Reproduce the entries verbatim, from their first line through the line containing "program-description-link[interactable]: LIC EN EDUC", with that line included.

**Information provided**
■ ■ ■ ■ ■ ■ ■

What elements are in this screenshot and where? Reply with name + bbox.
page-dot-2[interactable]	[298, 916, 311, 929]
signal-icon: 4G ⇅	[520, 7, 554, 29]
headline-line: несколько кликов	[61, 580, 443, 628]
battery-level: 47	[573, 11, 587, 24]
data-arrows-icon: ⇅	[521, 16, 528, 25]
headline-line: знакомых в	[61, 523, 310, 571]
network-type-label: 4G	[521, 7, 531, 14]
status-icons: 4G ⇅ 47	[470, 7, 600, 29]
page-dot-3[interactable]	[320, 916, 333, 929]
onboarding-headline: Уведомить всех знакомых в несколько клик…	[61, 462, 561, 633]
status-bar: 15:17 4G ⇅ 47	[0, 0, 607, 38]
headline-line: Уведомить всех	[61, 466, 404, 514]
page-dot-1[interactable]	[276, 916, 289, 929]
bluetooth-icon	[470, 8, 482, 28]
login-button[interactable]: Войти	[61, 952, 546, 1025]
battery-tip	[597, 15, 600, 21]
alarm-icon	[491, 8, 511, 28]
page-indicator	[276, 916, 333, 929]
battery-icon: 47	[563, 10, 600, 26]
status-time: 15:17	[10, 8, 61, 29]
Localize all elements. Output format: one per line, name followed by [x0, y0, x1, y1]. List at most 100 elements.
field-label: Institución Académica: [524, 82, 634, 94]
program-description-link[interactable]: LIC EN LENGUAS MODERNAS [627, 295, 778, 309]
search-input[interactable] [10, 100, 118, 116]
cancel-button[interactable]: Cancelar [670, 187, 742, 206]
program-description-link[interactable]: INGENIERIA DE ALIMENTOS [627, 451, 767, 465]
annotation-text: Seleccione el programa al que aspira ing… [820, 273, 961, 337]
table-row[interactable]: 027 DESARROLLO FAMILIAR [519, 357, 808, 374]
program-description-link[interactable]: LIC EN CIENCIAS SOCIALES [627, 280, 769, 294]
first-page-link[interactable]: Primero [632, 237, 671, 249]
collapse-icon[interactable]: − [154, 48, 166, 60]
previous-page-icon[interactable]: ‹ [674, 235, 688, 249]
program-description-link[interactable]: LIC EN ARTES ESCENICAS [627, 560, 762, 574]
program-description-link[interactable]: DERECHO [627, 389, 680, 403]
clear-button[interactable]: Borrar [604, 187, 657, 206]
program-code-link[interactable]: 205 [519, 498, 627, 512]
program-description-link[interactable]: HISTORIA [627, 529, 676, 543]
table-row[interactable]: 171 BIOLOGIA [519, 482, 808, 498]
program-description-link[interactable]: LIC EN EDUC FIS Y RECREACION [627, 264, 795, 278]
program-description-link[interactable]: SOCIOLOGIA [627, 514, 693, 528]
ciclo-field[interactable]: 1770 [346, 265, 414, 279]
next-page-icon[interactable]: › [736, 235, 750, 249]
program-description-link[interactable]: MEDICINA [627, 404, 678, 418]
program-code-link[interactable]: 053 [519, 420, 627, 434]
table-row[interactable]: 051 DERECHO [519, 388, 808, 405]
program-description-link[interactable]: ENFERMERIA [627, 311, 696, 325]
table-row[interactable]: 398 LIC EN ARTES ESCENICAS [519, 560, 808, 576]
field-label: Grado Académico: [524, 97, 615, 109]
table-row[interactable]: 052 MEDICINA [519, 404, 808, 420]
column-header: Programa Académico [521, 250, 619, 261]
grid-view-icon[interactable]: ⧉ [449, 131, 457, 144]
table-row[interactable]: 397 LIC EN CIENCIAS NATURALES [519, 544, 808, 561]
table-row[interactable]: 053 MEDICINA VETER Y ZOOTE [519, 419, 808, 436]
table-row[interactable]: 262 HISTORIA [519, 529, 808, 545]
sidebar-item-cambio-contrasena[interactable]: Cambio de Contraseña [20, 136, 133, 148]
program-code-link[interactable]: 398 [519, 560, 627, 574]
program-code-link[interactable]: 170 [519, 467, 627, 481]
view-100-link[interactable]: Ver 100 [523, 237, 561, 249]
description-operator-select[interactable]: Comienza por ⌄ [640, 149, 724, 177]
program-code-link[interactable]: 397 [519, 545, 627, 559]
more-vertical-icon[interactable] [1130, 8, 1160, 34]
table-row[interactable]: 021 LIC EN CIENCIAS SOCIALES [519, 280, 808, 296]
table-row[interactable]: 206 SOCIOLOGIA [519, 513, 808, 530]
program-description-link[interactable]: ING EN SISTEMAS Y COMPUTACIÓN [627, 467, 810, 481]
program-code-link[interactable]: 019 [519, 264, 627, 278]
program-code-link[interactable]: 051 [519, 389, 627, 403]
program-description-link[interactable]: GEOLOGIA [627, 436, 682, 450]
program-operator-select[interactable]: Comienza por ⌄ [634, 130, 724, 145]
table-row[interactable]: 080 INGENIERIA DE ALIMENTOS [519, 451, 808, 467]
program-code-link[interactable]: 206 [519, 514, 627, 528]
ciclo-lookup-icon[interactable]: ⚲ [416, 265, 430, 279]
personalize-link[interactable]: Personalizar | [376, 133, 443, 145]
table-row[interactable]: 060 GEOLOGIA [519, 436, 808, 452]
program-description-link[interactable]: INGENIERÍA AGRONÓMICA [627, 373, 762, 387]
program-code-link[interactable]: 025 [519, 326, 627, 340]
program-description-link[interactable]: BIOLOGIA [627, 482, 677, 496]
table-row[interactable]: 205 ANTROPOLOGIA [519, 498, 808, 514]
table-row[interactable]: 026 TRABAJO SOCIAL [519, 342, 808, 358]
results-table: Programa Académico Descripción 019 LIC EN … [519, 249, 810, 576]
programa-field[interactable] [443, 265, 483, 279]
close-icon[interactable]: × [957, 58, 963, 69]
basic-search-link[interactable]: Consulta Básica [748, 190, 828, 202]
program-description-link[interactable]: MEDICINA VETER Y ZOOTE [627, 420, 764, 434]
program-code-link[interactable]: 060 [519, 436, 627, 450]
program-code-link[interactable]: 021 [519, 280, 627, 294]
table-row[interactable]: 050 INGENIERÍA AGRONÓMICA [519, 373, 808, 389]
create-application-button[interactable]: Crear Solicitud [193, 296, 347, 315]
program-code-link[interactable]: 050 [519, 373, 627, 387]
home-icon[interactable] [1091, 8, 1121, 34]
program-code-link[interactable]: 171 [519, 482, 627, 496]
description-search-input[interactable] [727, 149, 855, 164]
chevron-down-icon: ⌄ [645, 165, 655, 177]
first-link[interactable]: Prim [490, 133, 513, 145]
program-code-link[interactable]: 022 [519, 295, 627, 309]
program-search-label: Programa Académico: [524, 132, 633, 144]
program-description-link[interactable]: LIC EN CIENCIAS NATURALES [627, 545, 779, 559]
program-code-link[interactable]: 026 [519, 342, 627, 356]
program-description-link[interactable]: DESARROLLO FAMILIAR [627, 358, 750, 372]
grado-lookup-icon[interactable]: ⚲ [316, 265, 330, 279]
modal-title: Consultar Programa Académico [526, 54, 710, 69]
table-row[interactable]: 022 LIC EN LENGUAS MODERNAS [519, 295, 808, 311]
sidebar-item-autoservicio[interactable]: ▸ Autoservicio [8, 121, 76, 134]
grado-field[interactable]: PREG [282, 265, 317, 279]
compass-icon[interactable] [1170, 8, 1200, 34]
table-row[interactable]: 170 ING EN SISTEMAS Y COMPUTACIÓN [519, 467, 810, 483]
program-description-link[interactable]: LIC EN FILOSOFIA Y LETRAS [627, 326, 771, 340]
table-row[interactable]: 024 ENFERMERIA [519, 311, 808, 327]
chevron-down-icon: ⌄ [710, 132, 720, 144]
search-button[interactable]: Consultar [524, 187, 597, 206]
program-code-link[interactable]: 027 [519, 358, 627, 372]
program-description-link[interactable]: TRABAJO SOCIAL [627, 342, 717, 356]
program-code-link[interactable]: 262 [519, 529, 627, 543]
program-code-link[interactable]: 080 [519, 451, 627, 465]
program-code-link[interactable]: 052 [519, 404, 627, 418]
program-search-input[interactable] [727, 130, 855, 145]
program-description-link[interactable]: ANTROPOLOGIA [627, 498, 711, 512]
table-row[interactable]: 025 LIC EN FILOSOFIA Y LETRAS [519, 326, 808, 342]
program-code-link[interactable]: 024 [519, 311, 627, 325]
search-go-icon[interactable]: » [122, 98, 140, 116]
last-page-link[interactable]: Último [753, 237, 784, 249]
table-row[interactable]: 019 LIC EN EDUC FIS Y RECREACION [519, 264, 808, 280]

■ ■ ■ ■ ■ ■ ■

**Task result**
What elements are in this screenshot and where? Reply with name + bbox.
page-dot-2[interactable]	[298, 916, 311, 929]
signal-icon: 4G ⇅	[520, 7, 554, 29]
headline-line: несколько кликов	[61, 580, 443, 628]
battery-level: 47	[573, 11, 587, 24]
data-arrows-icon: ⇅	[521, 16, 528, 25]
headline-line: знакомых в	[61, 523, 310, 571]
network-type-label: 4G	[521, 7, 531, 14]
status-icons: 4G ⇅ 47	[470, 7, 600, 29]
page-dot-3[interactable]	[320, 916, 333, 929]
onboarding-headline: Уведомить всех знакомых в несколько клик…	[61, 462, 561, 633]
status-bar: 15:17 4G ⇅ 47	[0, 0, 607, 38]
headline-line: Уведомить всех	[61, 466, 404, 514]
page-dot-1[interactable]	[276, 916, 289, 929]
bluetooth-icon	[470, 8, 482, 28]
login-button[interactable]: Войти	[61, 952, 546, 1025]
battery-tip	[597, 15, 600, 21]
alarm-icon	[491, 8, 511, 28]
page-indicator	[276, 916, 333, 929]
battery-icon: 47	[563, 10, 600, 26]
status-time: 15:17	[10, 8, 61, 29]
Localize all elements. Output format: one per line, name followed by [x0, y0, x1, y1]. List at most 100 elements.
field-label: Institución Académica: [524, 82, 634, 94]
program-description-link[interactable]: LIC EN LENGUAS MODERNAS [627, 295, 778, 309]
search-input[interactable] [10, 100, 118, 116]
cancel-button[interactable]: Cancelar [670, 187, 742, 206]
program-description-link[interactable]: INGENIERIA DE ALIMENTOS [627, 451, 767, 465]
annotation-text: Seleccione el programa al que aspira ing… [820, 273, 961, 337]
table-row[interactable]: 027 DESARROLLO FAMILIAR [519, 357, 808, 374]
program-description-link[interactable]: LIC EN CIENCIAS SOCIALES [627, 280, 769, 294]
first-page-link[interactable]: Primero [632, 237, 671, 249]
collapse-icon[interactable]: − [154, 48, 166, 60]
previous-page-icon[interactable]: ‹ [674, 235, 688, 249]
program-description-link[interactable]: LIC EN ARTES ESCENICAS [627, 560, 762, 574]
program-description-link[interactable]: DERECHO [627, 389, 680, 403]
clear-button[interactable]: Borrar [604, 187, 657, 206]
program-code-link[interactable]: 205 [519, 498, 627, 512]
program-description-link[interactable]: HISTORIA [627, 529, 676, 543]
table-row[interactable]: 171 BIOLOGIA [519, 482, 808, 498]
program-description-link[interactable]: LIC EN EDUC FIS Y RECREACION [627, 264, 795, 278]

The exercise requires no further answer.